AIM » Pick out each line containing the string "JSON".

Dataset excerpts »
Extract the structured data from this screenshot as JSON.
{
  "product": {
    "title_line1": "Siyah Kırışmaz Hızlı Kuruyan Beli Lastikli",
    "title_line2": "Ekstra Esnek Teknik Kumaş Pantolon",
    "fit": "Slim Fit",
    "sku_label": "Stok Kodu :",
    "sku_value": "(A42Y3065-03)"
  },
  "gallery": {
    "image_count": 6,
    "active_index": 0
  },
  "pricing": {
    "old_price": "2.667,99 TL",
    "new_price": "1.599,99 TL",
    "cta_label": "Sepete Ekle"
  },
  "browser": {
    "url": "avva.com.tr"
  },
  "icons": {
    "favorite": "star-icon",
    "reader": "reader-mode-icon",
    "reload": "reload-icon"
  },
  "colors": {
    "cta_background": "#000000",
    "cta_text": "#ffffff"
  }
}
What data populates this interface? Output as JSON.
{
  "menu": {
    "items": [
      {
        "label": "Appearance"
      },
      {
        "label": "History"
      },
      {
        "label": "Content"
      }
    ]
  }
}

COMPLETE RESPONSE »
Extract the structured data from this screenshot as JSON.
What data populates this interface? Output as JSON.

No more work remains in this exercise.